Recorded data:

——————————

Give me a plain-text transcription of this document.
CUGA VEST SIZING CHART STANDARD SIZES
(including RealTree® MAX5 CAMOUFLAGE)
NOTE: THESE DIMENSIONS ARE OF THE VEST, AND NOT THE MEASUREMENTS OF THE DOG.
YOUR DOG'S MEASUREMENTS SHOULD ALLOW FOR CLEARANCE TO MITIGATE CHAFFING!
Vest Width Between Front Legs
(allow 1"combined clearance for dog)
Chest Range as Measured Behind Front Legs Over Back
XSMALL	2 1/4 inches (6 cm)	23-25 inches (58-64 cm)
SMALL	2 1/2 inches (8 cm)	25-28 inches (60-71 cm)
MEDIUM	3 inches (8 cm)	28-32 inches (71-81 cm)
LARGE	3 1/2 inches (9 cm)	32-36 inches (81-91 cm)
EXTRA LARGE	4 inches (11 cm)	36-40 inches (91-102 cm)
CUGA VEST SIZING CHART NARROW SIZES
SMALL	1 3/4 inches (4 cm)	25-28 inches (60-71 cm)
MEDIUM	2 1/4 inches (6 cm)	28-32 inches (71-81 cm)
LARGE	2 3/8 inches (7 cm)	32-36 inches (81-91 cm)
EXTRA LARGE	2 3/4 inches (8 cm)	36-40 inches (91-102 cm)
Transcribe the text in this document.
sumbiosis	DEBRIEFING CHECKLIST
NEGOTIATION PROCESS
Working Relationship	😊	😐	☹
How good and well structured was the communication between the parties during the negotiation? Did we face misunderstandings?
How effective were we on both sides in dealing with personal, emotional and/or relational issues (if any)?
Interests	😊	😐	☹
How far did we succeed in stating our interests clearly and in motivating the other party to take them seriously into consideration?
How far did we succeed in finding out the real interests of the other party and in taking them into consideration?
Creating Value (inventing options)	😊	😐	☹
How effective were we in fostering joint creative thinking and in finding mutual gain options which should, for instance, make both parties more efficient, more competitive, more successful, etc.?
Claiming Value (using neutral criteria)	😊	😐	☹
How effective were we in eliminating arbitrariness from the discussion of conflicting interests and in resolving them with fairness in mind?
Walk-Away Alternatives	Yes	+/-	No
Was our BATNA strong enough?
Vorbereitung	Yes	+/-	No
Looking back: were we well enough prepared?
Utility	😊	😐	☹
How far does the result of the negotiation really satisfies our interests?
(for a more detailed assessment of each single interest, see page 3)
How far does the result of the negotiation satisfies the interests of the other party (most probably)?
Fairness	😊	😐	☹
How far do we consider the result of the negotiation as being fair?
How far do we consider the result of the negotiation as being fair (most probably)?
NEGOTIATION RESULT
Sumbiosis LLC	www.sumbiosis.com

——————————

Instructions for the task:
In the records, locate each line holding the string "being" and copy it.

Result for this task:
How far do we consider the result of the negotiation as being fair?
How far do we consider the result of the negotiation as being fair (most probably)?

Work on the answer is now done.